• TASK GOAL: Lines containing the word "suivant" are to be located and copied.

————

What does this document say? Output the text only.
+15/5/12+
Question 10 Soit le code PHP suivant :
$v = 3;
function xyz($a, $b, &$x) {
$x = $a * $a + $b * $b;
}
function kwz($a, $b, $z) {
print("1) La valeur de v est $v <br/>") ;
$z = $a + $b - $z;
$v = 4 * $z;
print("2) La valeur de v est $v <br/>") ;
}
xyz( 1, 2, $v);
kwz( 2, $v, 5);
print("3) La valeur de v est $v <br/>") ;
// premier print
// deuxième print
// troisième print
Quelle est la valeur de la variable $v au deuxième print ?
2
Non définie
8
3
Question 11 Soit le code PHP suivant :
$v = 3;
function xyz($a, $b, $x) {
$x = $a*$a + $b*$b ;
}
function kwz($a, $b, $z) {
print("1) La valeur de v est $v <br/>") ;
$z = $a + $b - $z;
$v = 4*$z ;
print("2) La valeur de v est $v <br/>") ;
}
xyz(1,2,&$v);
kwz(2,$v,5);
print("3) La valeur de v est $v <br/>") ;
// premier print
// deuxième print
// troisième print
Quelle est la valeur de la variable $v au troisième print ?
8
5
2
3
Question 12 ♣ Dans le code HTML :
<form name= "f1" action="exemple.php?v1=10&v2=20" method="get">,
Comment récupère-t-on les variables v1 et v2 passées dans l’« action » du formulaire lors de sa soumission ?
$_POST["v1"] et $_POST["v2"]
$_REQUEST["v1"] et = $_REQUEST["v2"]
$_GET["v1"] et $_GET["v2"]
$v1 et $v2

————

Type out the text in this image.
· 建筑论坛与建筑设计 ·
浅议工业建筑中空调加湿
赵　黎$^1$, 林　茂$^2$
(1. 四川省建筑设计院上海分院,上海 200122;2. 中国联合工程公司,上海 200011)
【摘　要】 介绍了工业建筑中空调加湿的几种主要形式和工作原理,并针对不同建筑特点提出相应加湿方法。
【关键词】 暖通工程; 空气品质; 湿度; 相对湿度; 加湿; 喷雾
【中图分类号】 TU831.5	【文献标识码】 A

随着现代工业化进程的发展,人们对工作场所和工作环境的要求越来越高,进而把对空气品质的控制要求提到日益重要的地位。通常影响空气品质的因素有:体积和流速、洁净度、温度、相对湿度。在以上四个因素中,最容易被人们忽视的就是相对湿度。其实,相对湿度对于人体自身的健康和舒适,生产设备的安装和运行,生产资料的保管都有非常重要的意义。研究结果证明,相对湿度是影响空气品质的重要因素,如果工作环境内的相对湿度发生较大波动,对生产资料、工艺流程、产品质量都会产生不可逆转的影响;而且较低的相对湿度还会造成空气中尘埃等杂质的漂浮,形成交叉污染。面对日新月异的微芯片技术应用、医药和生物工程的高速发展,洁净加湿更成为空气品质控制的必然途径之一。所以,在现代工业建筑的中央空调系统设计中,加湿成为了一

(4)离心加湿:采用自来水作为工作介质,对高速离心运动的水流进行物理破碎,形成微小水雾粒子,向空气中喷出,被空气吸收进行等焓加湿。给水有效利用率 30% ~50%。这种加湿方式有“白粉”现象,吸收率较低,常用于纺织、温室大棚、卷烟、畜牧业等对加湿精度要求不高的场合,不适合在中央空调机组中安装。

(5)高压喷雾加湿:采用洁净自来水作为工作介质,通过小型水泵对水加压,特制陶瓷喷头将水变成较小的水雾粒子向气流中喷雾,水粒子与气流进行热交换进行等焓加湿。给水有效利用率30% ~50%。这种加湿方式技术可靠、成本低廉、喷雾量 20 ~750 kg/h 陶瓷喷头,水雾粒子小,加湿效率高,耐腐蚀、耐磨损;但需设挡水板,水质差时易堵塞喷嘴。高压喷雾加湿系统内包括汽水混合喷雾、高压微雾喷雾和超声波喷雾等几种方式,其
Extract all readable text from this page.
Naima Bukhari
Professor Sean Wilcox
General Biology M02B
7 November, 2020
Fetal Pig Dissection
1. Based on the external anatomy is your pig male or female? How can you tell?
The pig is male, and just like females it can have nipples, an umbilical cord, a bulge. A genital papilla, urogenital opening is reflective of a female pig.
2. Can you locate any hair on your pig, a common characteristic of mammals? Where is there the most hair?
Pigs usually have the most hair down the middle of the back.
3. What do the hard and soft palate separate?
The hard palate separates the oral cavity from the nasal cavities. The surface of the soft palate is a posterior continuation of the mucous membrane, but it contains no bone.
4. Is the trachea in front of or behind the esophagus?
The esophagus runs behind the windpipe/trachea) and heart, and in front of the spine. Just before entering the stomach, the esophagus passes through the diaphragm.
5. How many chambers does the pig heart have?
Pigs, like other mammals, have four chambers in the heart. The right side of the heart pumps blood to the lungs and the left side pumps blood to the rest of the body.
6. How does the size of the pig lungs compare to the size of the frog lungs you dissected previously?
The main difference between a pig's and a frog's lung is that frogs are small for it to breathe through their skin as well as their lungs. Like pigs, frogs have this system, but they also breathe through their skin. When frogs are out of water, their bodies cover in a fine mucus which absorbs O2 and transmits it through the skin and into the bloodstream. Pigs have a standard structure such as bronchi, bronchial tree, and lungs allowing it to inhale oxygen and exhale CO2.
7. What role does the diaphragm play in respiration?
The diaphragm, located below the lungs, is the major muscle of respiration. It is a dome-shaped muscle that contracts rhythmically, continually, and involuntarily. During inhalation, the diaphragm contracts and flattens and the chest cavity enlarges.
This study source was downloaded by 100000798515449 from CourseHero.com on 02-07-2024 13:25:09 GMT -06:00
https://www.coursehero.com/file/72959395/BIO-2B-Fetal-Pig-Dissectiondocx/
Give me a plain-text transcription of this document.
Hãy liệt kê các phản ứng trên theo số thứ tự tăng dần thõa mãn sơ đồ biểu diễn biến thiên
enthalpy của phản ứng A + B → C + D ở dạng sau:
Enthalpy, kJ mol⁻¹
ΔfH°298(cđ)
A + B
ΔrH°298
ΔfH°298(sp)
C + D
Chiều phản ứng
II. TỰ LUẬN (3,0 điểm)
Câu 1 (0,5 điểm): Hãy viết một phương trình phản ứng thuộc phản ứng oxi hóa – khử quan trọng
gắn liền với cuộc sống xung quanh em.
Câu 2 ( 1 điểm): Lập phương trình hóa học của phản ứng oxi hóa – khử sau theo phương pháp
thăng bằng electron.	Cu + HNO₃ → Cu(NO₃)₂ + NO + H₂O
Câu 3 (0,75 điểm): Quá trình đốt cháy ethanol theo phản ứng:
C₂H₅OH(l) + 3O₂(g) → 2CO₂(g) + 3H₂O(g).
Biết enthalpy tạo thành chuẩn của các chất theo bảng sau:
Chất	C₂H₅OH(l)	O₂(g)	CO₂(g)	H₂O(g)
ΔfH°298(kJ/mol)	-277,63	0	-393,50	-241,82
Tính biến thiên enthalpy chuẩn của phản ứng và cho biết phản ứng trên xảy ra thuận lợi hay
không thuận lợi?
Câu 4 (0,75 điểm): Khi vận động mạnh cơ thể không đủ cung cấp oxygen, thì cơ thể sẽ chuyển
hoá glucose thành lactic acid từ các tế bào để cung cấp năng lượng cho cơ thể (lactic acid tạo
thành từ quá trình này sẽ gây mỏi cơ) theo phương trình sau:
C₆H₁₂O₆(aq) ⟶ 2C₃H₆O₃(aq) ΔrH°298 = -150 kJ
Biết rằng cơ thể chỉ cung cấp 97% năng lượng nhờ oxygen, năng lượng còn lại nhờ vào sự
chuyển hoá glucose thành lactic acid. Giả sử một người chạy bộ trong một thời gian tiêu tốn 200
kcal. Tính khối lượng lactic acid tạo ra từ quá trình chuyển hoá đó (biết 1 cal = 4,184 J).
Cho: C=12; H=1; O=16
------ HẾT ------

————

• ANSWER BELOW:
Question 10 Soit le code PHP suivant :
Question 11 Soit le code PHP suivant :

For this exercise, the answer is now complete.